Exercise details:
Take the material and output all of it exactly.

Stored rows:
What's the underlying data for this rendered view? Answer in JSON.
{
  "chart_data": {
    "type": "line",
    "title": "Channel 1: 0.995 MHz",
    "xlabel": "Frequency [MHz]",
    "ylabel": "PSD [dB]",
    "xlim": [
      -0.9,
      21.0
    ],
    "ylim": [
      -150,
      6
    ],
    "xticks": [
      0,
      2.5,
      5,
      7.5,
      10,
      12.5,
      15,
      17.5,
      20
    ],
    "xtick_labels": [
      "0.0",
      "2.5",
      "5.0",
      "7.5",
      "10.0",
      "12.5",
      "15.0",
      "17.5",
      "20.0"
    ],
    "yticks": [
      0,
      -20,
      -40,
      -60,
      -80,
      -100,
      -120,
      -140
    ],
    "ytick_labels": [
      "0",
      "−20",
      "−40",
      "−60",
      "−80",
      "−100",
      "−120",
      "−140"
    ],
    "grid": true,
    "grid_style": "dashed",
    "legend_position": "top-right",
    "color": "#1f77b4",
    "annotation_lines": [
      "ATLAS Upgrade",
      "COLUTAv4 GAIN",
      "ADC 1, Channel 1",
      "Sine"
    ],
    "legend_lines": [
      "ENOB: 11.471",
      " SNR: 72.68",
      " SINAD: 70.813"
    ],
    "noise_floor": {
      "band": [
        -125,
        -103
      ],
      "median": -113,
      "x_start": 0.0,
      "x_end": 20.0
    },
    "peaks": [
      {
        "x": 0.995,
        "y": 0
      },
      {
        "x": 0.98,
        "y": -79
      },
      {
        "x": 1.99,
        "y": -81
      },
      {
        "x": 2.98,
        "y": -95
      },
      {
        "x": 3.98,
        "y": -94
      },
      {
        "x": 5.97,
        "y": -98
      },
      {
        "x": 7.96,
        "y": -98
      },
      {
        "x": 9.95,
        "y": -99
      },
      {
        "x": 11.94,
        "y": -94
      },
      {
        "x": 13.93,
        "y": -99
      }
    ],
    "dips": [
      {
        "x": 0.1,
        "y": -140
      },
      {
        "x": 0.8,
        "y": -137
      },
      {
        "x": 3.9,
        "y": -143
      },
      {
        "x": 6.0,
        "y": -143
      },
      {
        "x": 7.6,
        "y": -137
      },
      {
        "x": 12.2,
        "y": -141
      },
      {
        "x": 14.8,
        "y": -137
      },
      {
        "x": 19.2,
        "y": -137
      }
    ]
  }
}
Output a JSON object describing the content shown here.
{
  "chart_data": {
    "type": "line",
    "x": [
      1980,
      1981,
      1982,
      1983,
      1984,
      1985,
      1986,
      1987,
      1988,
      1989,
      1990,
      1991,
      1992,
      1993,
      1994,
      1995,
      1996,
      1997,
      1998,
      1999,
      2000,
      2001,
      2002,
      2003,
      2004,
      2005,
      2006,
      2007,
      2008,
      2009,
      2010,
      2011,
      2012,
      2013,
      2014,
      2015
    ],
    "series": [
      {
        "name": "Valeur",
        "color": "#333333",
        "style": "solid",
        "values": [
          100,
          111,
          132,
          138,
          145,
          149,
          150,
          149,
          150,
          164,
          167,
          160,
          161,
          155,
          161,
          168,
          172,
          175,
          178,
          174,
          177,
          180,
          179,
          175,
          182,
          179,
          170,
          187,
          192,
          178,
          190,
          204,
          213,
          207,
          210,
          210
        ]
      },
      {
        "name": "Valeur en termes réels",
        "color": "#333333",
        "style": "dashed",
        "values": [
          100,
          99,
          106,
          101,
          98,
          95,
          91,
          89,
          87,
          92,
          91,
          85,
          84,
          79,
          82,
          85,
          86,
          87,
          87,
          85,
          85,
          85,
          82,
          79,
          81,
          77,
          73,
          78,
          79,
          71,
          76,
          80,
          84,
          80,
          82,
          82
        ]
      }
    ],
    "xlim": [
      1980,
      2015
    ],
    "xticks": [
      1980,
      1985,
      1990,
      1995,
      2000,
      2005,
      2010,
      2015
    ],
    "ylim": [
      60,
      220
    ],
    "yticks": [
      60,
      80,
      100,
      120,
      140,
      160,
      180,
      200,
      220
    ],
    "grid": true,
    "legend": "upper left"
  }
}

Answer to the task:
What's the underlying data for this rendered view? Answer in JSON.
{
  "chart_data": {
    "type": "line",
    "title": "Channel 1: 0.995 MHz",
    "xlabel": "Frequency [MHz]",
    "ylabel": "PSD [dB]",
    "xlim": [
      -0.9,
      21.0
    ],
    "ylim": [
      -150,
      6
    ],
    "xticks": [
      0,
      2.5,
      5,
      7.5,
      10,
      12.5,
      15,
      17.5,
      20
    ],
    "xtick_labels": [
      "0.0",
      "2.5",
      "5.0",
      "7.5",
      "10.0",
      "12.5",
      "15.0",
      "17.5",
      "20.0"
    ],
    "yticks": [
      0,
      -20,
      -40,
      -60,
      -80,
      -100,
      -120,
      -140
    ],
    "ytick_labels": [
      "0",
      "−20",
      "−40",
      "−60",
      "−80",
      "−100",
      "−120",
      "−140"
    ],
    "grid": true,
    "grid_style": "dashed",
    "legend_position": "top-right",
    "color": "#1f77b4",
    "annotation_lines": [
      "ATLAS Upgrade",
      "COLUTAv4 GAIN",
      "ADC 1, Channel 1",
      "Sine"
    ],
    "legend_lines": [
      "ENOB: 11.471",
      " SNR: 72.68",
      " SINAD: 70.813"
    ],
    "noise_floor": {
      "band": [
        -125,
        -103
      ],
      "median": -113,
      "x_start": 0.0,
      "x_end": 20.0
    },
    "peaks": [
      {
        "x": 0.995,
        "y": 0
      },
      {
        "x": 0.98,
        "y": -79
      },
      {
        "x": 1.99,
        "y": -81
      },
      {
        "x": 2.98,
        "y": -95
      },
      {
        "x": 3.98,
        "y": -94
      },
      {
        "x": 5.97,
        "y": -98
      },
      {
        "x": 7.96,
        "y": -98
      },
      {
        "x": 9.95,
        "y": -99
      },
      {
        "x": 11.94,
        "y": -94
      },
      {
        "x": 13.93,
        "y": -99
      }
    ],
    "dips": [
      {
        "x": 0.1,
        "y": -140
      },
      {
        "x": 0.8,
        "y": -137
      },
      {
        "x": 3.9,
        "y": -143
      },
      {
        "x": 6.0,
        "y": -143
      },
      {
        "x": 7.6,
        "y": -137
      },
      {
        "x": 12.2,
        "y": -141
      },
      {
        "x": 14.8,
        "y": -137
      },
      {
        "x": 19.2,
        "y": -137
      }
    ]
  }
}
Output a JSON object describing the content shown here.
{
  "chart_data": {
    "type": "line",
    "x": [
      1980,
      1981,
      1982,
      1983,
      1984,
      1985,
      1986,
      1987,
      1988,
      1989,
      1990,
      1991,
      1992,
      1993,
      1994,
      1995,
      1996,
      1997,
      1998,
      1999,
      2000,
      2001,
      2002,
      2003,
      2004,
      2005,
      2006,
      2007,
      2008,
      2009,
      2010,
      2011,
      2012,
      2013,
      2014,
      2015
    ],
    "series": [
      {
        "name": "Valeur",
        "color": "#333333",
        "style": "solid",
        "values": [
          100,
          111,
          132,
          138,
          145,
          149,
          150,
          149,
          150,
          164,
          167,
          160,
          161,
          155,
          161,
          168,
          172,
          175,
          178,
          174,
          177,
          180,
          179,
          175,
          182,
          179,
          170,
          187,
          192,
          178,
          190,
          204,
          213,
          207,
          210,
          210
        ]
      },
      {
        "name": "Valeur en termes réels",
        "color": "#333333",
        "style": "dashed",
        "values": [
          100,
          99,
          106,
          101,
          98,
          95,
          91,
          89,
          87,
          92,
          91,
          85,
          84,
          79,
          82,
          85,
          86,
          87,
          87,
          85,
          85,
          85,
          82,
          79,
          81,
          77,
          73,
          78,
          79,
          71,
          76,
          80,
          84,
          80,
          82,
          82
        ]
      }
    ],
    "xlim": [
      1980,
      2015
    ],
    "xticks": [
      1980,
      1985,
      1990,
      1995,
      2000,
      2005,
      2010,
      2015
    ],
    "ylim": [
      60,
      220
    ],
    "yticks": [
      60,
      80,
      100,
      120,
      140,
      160,
      180,
      200,
      220
    ],
    "grid": true,
    "legend": "upper left"
  }
}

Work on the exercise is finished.